#### REQUIREMENTS
Your task is to transcribe the records exactly, skipping every image.

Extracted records
::::::
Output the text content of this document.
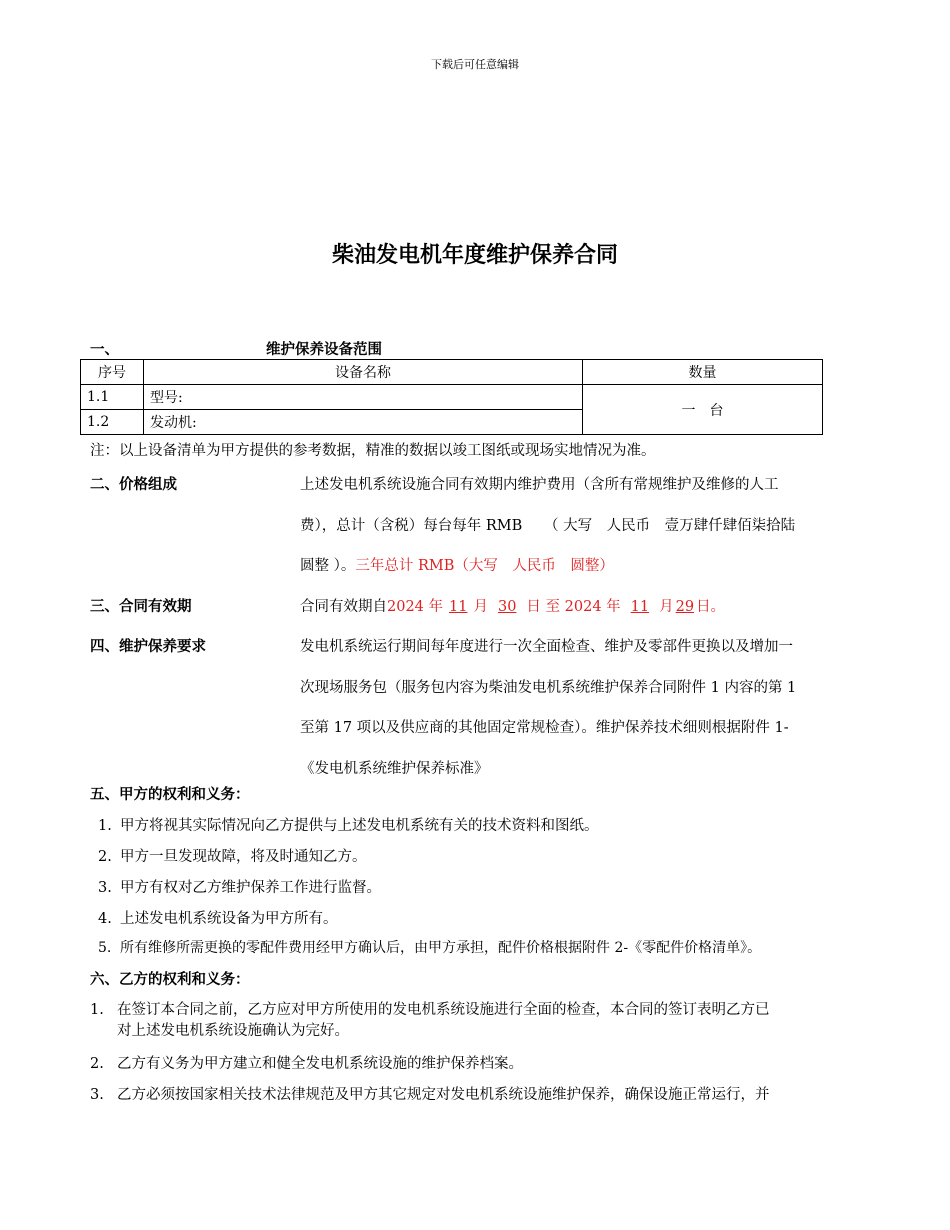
下载后可任意编辑
柴油发电机年度维护保养合同
一、	维护保养设备范围
序号	设备名称	数量
1.1	型号:	一　台
1.2	发动机:	
注：以上设备清单为甲方提供的参考数据，精准的数据以竣工图纸或现场实地情况为准。
二、价格组成	上述发电机系统设施合同有效期内维护费用（含所有常规维护及维修的人工
费），总计（含税）每台每年 RMB　　（ 大写　人民币　壹万肆仟肆佰柒拾陆
圆整 ）。三年总计 RMB（大写　人民币　圆整）
三、合同有效期	合同有效期自2024 年 11 月 30 日 至 2024 年 11 月 29 日。
四、维护保养要求	发电机系统运行期间每年度进行一次全面检查、维护及零部件更换以及增加一
次现场服务包（服务包内容为柴油发电机系统维护保养合同附件 1 内容的第 1
至第 17 项以及供应商的其他固定常规检查）。维护保养技术细则根据附件 1-
《发电机系统维护保养标准》
五、甲方的权利和义务：
1. 甲方将视其实际情况向乙方提供与上述发电机系统有关的技术资料和图纸。
2. 甲方一旦发现故障，将及时通知乙方。
3. 甲方有权对乙方维护保养工作进行监督。
4. 上述发电机系统设备为甲方所有。
5. 所有维修所需更换的零配件费用经甲方确认后，由甲方承担，配件价格根据附件 2-《零配件价格清单》。
六、乙方的权利和义务：
1. 在签订本合同之前，乙方应对甲方所使用的发电机系统设施进行全面的检查，本合同的签订表明乙方已
对上述发电机系统设施确认为完好。
2. 乙方有义务为甲方建立和健全发电机系统设施的维护保养档案。
3. 乙方必须按国家相关技术法律规范及甲方其它规定对发电机系统设施维护保养，确保设施正常运行，并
::::::
#### ANSWER TO THIS TASK
Output the text content of this document.
下载后可任意编辑
柴油发电机年度维护保养合同
一、	维护保养设备范围
序号	设备名称	数量
1.1	型号:	一　台
1.2	发动机:	
注：以上设备清单为甲方提供的参考数据，精准的数据以竣工图纸或现场实地情况为准。
二、价格组成	上述发电机系统设施合同有效期内维护费用（含所有常规维护及维修的人工
费），总计（含税）每台每年 RMB　　（ 大写　人民币　壹万肆仟肆佰柒拾陆
圆整 ）。三年总计 RMB（大写　人民币　圆整）
三、合同有效期	合同有效期自2024 年 11 月 30 日 至 2024 年 11 月 29 日。
四、维护保养要求	发电机系统运行期间每年度进行一次全面检查、维护及零部件更换以及增加一
次现场服务包（服务包内容为柴油发电机系统维护保养合同附件 1 内容的第 1
至第 17 项以及供应商的其他固定常规检查）。维护保养技术细则根据附件 1-
《发电机系统维护保养标准》
五、甲方的权利和义务：
1. 甲方将视其实际情况向乙方提供与上述发电机系统有关的技术资料和图纸。
2. 甲方一旦发现故障，将及时通知乙方。
3. 甲方有权对乙方维护保养工作进行监督。
4. 上述发电机系统设备为甲方所有。
5. 所有维修所需更换的零配件费用经甲方确认后，由甲方承担，配件价格根据附件 2-《零配件价格清单》。
六、乙方的权利和义务：
1. 在签订本合同之前，乙方应对甲方所使用的发电机系统设施进行全面的检查，本合同的签订表明乙方已
对上述发电机系统设施确认为完好。
2. 乙方有义务为甲方建立和健全发电机系统设施的维护保养档案。
3. 乙方必须按国家相关技术法律规范及甲方其它规定对发电机系统设施维护保养，确保设施正常运行，并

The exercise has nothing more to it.